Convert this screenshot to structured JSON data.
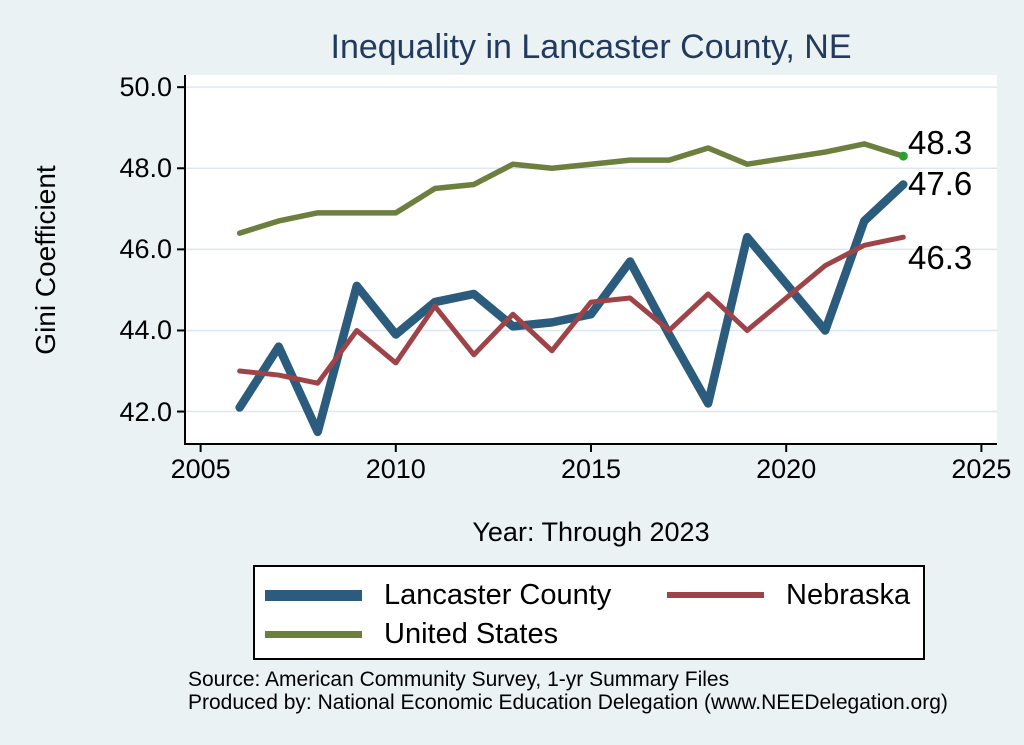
{
  "chart_data": {
    "type": "line",
    "title": "Inequality in Lancaster County, NE",
    "xlabel": "Year: Through 2023",
    "ylabel": "Gini Coefficient",
    "x": [
      2006,
      2007,
      2008,
      2009,
      2010,
      2011,
      2012,
      2013,
      2014,
      2015,
      2016,
      2017,
      2018,
      2019,
      2021,
      2022,
      2023
    ],
    "series": [
      {
        "name": "Lancaster County",
        "color": "#2b5c7d",
        "line_width": 8.5,
        "end_label": "47.6",
        "values": [
          42.1,
          43.6,
          41.5,
          45.1,
          43.9,
          44.7,
          44.9,
          44.1,
          44.2,
          44.4,
          45.7,
          43.9,
          42.2,
          46.3,
          44.0,
          46.7,
          47.6
        ]
      },
      {
        "name": "Nebraska",
        "color": "#9e4449",
        "line_width": 5,
        "end_label": "46.3",
        "values": [
          43.0,
          42.9,
          42.7,
          44.0,
          43.2,
          44.6,
          43.4,
          44.4,
          43.5,
          44.7,
          44.8,
          44.0,
          44.9,
          44.0,
          45.6,
          46.1,
          46.3
        ]
      },
      {
        "name": "United States",
        "color": "#6d7f3e",
        "line_width": 5.5,
        "end_label": "48.3",
        "end_marker_color": "#2aa12e",
        "values": [
          46.4,
          46.7,
          46.9,
          46.9,
          46.9,
          47.5,
          47.6,
          48.1,
          48.0,
          48.1,
          48.2,
          48.2,
          48.5,
          48.1,
          48.4,
          48.6,
          48.3
        ]
      }
    ],
    "xlim": [
      2004.6,
      2025.4
    ],
    "ylim": [
      41.2,
      50.3
    ],
    "x_ticks": [
      2005,
      2010,
      2015,
      2020,
      2025
    ],
    "x_tick_labels": [
      "2005",
      "2010",
      "2015",
      "2020",
      "2025"
    ],
    "y_ticks": [
      50,
      48,
      46,
      44,
      42
    ],
    "y_tick_labels": [
      "50.0",
      "48.0",
      "46.0",
      "44.0",
      "42.0"
    ],
    "grid": true,
    "legend_position": "bottom"
  },
  "legend": {
    "items": [
      {
        "label": "Lancaster County",
        "color": "#2b5c7d",
        "thickness": 11
      },
      {
        "label": "Nebraska",
        "color": "#9e4449",
        "thickness": 6
      },
      {
        "label": "United States",
        "color": "#6d7f3e",
        "thickness": 7
      }
    ]
  },
  "footer": {
    "source": "Source: American Community Survey, 1-yr Summary Files",
    "produced_by": "Produced by: National Economic Education Delegation (www.NEEDelegation.org)"
  },
  "colors": {
    "background": "#eaf2f3",
    "plot_background": "#ffffff",
    "gridline": "#dce8f0",
    "axis": "#000000",
    "title_text": "#223a5e",
    "label_text": "#000000"
  }
}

::::

§ Exercise directions:
Restate the whole listing above exactly, except for its images.

§ Written reply:
Convert this screenshot to structured JSON data.
{
  "chart_data": {
    "type": "line",
    "title": "Inequality in Lancaster County, NE",
    "xlabel": "Year: Through 2023",
    "ylabel": "Gini Coefficient",
    "x": [
      2006,
      2007,
      2008,
      2009,
      2010,
      2011,
      2012,
      2013,
      2014,
      2015,
      2016,
      2017,
      2018,
      2019,
      2021,
      2022,
      2023
    ],
    "series": [
      {
        "name": "Lancaster County",
        "color": "#2b5c7d",
        "line_width": 8.5,
        "end_label": "47.6",
        "values": [
          42.1,
          43.6,
          41.5,
          45.1,
          43.9,
          44.7,
          44.9,
          44.1,
          44.2,
          44.4,
          45.7,
          43.9,
          42.2,
          46.3,
          44.0,
          46.7,
          47.6
        ]
      },
      {
        "name": "Nebraska",
        "color": "#9e4449",
        "line_width": 5,
        "end_label": "46.3",
        "values": [
          43.0,
          42.9,
          42.7,
          44.0,
          43.2,
          44.6,
          43.4,
          44.4,
          43.5,
          44.7,
          44.8,
          44.0,
          44.9,
          44.0,
          45.6,
          46.1,
          46.3
        ]
      },
      {
        "name": "United States",
        "color": "#6d7f3e",
        "line_width": 5.5,
        "end_label": "48.3",
        "end_marker_color": "#2aa12e",
        "values": [
          46.4,
          46.7,
          46.9,
          46.9,
          46.9,
          47.5,
          47.6,
          48.1,
          48.0,
          48.1,
          48.2,
          48.2,
          48.5,
          48.1,
          48.4,
          48.6,
          48.3
        ]
      }
    ],
    "xlim": [
      2004.6,
      2025.4
    ],
    "ylim": [
      41.2,
      50.3
    ],
    "x_ticks": [
      2005,
      2010,
      2015,
      2020,
      2025
    ],
    "x_tick_labels": [
      "2005",
      "2010",
      "2015",
      "2020",
      "2025"
    ],
    "y_ticks": [
      50,
      48,
      46,
      44,
      42
    ],
    "y_tick_labels": [
      "50.0",
      "48.0",
      "46.0",
      "44.0",
      "42.0"
    ],
    "grid": true,
    "legend_position": "bottom"
  },
  "legend": {
    "items": [
      {
        "label": "Lancaster County",
        "color": "#2b5c7d",
        "thickness": 11
      },
      {
        "label": "Nebraska",
        "color": "#9e4449",
        "thickness": 6
      },
      {
        "label": "United States",
        "color": "#6d7f3e",
        "thickness": 7
      }
    ]
  },
  "footer": {
    "source": "Source: American Community Survey, 1-yr Summary Files",
    "produced_by": "Produced by: National Economic Education Delegation (www.NEEDelegation.org)"
  },
  "colors": {
    "background": "#eaf2f3",
    "plot_background": "#ffffff",
    "gridline": "#dce8f0",
    "axis": "#000000",
    "title_text": "#223a5e",
    "label_text": "#000000"
  }
}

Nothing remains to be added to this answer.